Puertos y puertas abiertos a Panamá

MARIELA SAGEL

La Estrella de Panamá, 1o. de Diciembre de 2011

El objetivo de esta versión de la FIL de Guadalajara es revelar al público autores de estupenda calidad, que no son muy conocidos fuera de las fronteras de sus países.                                          

MÉXICO. En el torbellino de actividades, presentaciones de libros, seminarios y transacciones de editoriales que se están dando durante el desarrollo de la Feria Internacional del Libro que se celebra esta semana en Guadalajara, Jalisco, México, se erige como una feliz iniciativa llevada a la realidad la presentación de las antologías de cuentos y poesías centroamericanas, que seleccionó el escritor nicaragüense Sergio Ramírez, quien también prologó los dos volúmenes y fue el moderador de la mesa en la que ambos tomos fueron presentados.                      

El martes 29 de noviembre asistí a la interesante conferencia donde había un cuentista o narrador de cada uno de los seis países centroamericanos y hoy tendrá lugar la de los poetas.

Esta publicación ha sido posible gracias a la editorial Fondo de Cultura Económica como parte de las actividades en apoyo a la literatura centroamericana durante la XXV Feria Internacional del Libro de Guadalajara, la más importante de habla hispana, y también contó con el patrocinio de Conaculta, la Secretaria de Relaciones Exteriores, la FIL de Guadalajara y el Cerlalc.

Por parte de Panamá fueron seleccionados los trabajos de Justo Arroyo, Pedro Rivera, Dimas Lidio Pitty, Enrique Jaramillo Levy, Consuelo Tomás, Ariel Barría, Carlos Fong y Carlos Wynter Melo, en el tomo Puertos Abiertos, que corresponde al cuento, y en la de Puertas Abiertas, que es de poesía, Tristán Solarte, Demetrio Fábrega, César Young Nuñez, Pedro Rivera, Dimas Lidio Pitty, Moravia Ochoa, Manuel Orestes Nieto, Consuelo Tomás, José Carr y Javier Alvarado.

Durante la presentación de los cuentos los que estuvieron presentes por cada uno de los países formaban parte de los 25 secretos mejor guardados de América Latina, que son los autores que bajo una rigurosa selección fueron invitados a la FIL para esta versión que es la número 25, que pretende revelar al público autores de estupenda calidad, que no son muy conocidos fuera de las fronteras de sus países.

------------

**Instrucciones de trabajo**
A. Enumera todas las entidades que, según el texto de estudio, dieron su patrocinio a la publicación.
B. Reproduce sin cambios el pasaje del texto de estudio que abre con las palabras que contienen "Puertos y puertas" y cierra con "tomos fueron presentados.".

Datos de análisis de diseño de documentos
------------

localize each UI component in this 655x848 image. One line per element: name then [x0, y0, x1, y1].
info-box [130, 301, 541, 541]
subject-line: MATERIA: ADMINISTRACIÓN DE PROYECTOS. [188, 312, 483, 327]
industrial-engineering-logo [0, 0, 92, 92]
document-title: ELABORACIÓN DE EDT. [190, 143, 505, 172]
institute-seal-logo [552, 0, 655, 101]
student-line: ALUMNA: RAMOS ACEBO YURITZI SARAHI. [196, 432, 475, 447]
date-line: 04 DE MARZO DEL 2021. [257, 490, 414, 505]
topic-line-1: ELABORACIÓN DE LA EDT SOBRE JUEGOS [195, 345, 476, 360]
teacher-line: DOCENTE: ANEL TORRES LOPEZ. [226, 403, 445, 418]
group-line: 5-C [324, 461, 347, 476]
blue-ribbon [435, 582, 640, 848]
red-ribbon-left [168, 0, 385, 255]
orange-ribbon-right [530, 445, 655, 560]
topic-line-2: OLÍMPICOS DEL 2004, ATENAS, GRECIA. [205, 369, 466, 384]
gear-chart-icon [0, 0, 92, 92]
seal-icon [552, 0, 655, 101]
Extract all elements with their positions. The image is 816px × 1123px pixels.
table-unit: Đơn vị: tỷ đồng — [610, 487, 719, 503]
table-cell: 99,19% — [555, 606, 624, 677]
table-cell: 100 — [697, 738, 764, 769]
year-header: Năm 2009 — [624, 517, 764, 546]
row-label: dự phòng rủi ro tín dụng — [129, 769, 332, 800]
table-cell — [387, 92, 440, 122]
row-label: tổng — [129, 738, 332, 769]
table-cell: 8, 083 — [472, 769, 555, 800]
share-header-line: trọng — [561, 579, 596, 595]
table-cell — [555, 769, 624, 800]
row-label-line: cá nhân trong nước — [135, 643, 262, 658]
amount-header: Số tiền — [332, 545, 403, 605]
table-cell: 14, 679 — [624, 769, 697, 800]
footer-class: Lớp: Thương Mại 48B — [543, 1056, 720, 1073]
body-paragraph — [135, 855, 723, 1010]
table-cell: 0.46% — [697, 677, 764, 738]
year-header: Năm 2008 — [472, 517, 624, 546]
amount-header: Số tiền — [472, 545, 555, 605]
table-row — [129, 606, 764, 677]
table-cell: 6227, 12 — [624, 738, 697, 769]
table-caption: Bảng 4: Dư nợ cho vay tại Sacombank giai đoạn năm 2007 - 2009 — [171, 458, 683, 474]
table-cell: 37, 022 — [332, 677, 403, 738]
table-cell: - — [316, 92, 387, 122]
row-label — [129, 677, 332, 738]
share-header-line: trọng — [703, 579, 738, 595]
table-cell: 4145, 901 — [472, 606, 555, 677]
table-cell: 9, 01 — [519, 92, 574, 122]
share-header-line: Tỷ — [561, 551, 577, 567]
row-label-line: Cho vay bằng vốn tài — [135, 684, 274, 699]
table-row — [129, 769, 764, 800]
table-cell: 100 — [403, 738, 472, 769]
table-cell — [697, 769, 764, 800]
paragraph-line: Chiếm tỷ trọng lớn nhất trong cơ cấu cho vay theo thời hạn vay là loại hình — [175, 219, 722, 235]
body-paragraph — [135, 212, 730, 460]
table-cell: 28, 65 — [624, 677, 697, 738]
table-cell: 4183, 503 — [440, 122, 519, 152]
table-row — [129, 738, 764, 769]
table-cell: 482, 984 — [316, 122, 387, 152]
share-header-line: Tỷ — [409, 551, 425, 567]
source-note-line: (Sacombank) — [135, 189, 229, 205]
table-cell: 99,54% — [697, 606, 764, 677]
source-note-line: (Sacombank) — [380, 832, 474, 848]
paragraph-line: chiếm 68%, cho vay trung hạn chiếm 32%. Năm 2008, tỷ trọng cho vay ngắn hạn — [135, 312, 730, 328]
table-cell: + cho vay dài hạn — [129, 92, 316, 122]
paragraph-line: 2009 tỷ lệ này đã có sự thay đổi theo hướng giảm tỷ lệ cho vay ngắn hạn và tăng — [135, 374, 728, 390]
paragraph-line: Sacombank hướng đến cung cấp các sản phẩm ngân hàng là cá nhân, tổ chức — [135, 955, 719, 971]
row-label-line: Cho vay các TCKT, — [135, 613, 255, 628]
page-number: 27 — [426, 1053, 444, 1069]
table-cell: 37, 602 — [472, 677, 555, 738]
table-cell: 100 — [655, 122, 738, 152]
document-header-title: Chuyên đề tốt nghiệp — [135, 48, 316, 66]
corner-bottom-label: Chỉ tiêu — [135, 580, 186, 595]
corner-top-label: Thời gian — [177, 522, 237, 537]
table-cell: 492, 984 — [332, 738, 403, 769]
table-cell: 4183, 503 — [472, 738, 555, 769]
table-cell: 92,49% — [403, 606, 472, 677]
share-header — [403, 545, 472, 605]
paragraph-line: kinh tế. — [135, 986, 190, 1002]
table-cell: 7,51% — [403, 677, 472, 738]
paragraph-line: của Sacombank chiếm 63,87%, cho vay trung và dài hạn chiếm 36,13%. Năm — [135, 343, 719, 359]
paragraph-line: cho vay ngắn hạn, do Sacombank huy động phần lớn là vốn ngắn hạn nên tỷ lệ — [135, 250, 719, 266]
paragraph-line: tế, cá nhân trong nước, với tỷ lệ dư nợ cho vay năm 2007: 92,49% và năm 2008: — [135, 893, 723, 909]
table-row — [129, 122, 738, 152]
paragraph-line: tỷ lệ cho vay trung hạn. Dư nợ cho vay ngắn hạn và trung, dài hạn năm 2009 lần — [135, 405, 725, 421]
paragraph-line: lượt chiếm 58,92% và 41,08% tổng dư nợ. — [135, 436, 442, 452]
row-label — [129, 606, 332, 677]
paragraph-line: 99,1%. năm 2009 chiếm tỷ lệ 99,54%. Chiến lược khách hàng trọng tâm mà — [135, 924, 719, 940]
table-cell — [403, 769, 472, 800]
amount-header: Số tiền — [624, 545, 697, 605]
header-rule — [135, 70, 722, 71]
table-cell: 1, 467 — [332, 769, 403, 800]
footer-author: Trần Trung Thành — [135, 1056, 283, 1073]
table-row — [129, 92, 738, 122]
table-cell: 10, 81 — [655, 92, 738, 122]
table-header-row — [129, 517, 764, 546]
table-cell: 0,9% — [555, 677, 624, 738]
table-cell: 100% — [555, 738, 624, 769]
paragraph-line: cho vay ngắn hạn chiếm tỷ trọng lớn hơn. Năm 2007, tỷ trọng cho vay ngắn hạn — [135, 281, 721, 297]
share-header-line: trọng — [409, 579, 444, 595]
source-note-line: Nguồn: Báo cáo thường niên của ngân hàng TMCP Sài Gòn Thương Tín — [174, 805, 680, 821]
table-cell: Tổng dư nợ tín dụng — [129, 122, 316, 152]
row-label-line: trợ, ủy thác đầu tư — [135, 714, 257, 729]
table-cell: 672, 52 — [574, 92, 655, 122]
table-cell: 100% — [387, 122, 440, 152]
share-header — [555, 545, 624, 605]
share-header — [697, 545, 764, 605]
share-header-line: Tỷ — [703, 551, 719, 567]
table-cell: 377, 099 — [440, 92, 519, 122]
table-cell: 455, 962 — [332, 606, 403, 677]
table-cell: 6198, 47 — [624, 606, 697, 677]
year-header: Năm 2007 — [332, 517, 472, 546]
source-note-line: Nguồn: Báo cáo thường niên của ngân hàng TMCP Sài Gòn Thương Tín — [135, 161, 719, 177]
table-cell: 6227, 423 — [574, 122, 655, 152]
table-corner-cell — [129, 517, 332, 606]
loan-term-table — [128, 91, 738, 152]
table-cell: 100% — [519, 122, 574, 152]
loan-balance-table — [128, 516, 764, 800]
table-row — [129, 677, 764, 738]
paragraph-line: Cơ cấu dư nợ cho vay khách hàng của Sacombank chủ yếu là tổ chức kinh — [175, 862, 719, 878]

------------

**Respuestas**
A.
Conaculta
la Secretaria de Relaciones Exteriores
la FIL de Guadalajara
el Cerlalc

B.
Puertos y puertas abiertos a Panamá

MARIELA SAGEL

La Estrella de Panamá, 1o. de Diciembre de 2011

El objetivo de esta versión de la FIL de Guadalajara es revelar al público autores de estupenda calidad, que no son muy conocidos fuera de las fronteras de sus países.                                          

MÉXICO. En el torbellino de actividades, presentaciones de libros, seminarios y transacciones de editoriales que se están dando durante el desarrollo de la Feria Internacional del Libro que se celebra esta semana en Guadalajara, Jalisco, México, se erige como una feliz iniciativa llevada a la realidad la presentación de las antologías de cuentos y poesías centroamericanas, que seleccionó el escritor nicaragüense Sergio Ramírez, quien también prologó los dos volúmenes y fue el moderador de la mesa en la que ambos tomos fueron presentados.